WORK INSTRUCTIONS: Reproduce the text below on DLI product updates and survey access in full, word for word.

Tuesday, December 23, 2014

Updated Products - ICO Q3 2014

Please note the products listed below and the path to access them via the DLI EFT.

Inter-corporate ownership (ICO) – Q3 2014

This product is a directory of corporate ownership in Canada that provides information on every individual corporation that is part of a group of commonly controlled corporations with combined assets exceeding $600 million or combined revenue exceeding $200 million. Individual corporations with debt obligations or equity owing to non-residents exceeding a net book value of $1 million are covered as well.

Ultimate corporate control is determined through a careful study of holdings by corporations, the effects of options, insider holdings, convertible shares and interlocking directorships.

The information presented is based on non-confidential returns filed by Canadian corporations under the Corporations Returns Act and on research using public sources such as Internet sites. Entries for each corporation provide both the country of control and the country of residence.

/MAD_DLI/Root/other-products/Inter-corporate ownership – ico

Announcement in The Daily — Inter-corporate ownership, third quarter 2014 <http://www.statcan.gc.ca/daily-quotidien/141223/dq141223h-eng.htm>

Monday, December 22, 2014

Survey of Neurological Conditions in Canada

Question

A faculty member would like to access the Survey of Neurological Conditions in Institutions in Canada. As far as I can tell, it is not accessible via the DLI. How can she go about getting access to it?

Answer

The Health Division explained that the only way for anyone to access this survey is through a custom request. I am including what I was able to find on our website about this survey:

<http://www23.statcan.gc.ca/imdb/p2SV.pl?Function=getSurvey&SDDS=5187>

<http://www5.statcan.gc.ca/cansim/a05?searchTypeByValue=1&lang=eng&id=1051305&pattern=1051305>

Let me know if you wish to request a custom tab. I will give you the contact name for cost estimates, turnaround time, etc.

ITEMS:
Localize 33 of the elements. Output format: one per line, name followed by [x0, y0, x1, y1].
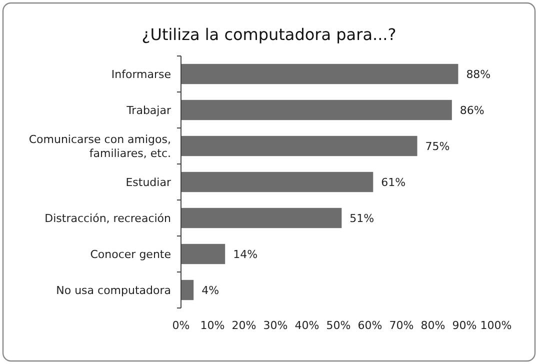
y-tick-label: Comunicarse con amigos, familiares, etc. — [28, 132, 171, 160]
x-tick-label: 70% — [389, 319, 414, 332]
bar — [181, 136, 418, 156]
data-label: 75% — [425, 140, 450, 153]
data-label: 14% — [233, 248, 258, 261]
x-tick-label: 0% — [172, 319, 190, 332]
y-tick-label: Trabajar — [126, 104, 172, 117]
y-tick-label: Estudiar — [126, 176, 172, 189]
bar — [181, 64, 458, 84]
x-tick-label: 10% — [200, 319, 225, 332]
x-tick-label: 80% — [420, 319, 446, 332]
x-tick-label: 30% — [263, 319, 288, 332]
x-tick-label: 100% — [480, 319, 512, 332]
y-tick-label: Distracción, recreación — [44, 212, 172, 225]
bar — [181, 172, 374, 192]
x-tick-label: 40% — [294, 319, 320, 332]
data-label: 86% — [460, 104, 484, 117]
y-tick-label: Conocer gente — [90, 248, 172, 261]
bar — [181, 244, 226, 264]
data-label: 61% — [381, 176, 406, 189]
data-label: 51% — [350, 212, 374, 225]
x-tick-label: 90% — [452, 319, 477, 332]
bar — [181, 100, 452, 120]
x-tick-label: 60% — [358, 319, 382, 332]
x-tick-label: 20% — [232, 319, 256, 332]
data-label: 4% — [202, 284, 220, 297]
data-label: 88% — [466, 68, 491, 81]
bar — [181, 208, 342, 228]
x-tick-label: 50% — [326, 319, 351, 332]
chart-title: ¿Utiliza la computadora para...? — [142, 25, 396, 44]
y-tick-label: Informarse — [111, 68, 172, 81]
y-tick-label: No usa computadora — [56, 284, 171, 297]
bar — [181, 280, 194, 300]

SOLVED PROBLEM:
Tuesday, December 23, 2014

Updated Products - ICO Q3 2014

Please note the products listed below and the path to access them via the DLI EFT.

Inter-corporate ownership (ICO) – Q3 2014

This product is a directory of corporate ownership in Canada that provides information on every individual corporation that is part of a group of commonly controlled corporations with combined assets exceeding $600 million or combined revenue exceeding $200 million. Individual corporations with debt obligations or equity owing to non-residents exceeding a net book value of $1 million are covered as well.

Ultimate corporate control is determined through a careful study of holdings by corporations, the effects of options, insider holdings, convertible shares and interlocking directorships.

The information presented is based on non-confidential returns filed by Canadian corporations under the Corporations Returns Act and on research using public sources such as Internet sites. Entries for each corporation provide both the country of control and the country of residence.

/MAD_DLI/Root/other-products/Inter-corporate ownership – ico

Announcement in The Daily — Inter-corporate ownership, third quarter 2014 <http://www.statcan.gc.ca/daily-quotidien/141223/dq141223h-eng.htm>

Monday, December 22, 2014

Survey of Neurological Conditions in Canada

Question

A faculty member would like to access the Survey of Neurological Conditions in Institutions in Canada. As far as I can tell, it is not accessible via the DLI. How can she go about getting access to it?

Answer

The Health Division explained that the only way for anyone to access this survey is through a custom request. I am including what I was able to find on our website about this survey:

<http://www23.statcan.gc.ca/imdb/p2SV.pl?Function=getSurvey&SDDS=5187>

<http://www5.statcan.gc.ca/cansim/a05?searchTypeByValue=1&lang=eng&id=1051305&pattern=1051305>

Let me know if you wish to request a custom tab. I will give you the contact name for cost estimates, turnaround time, etc.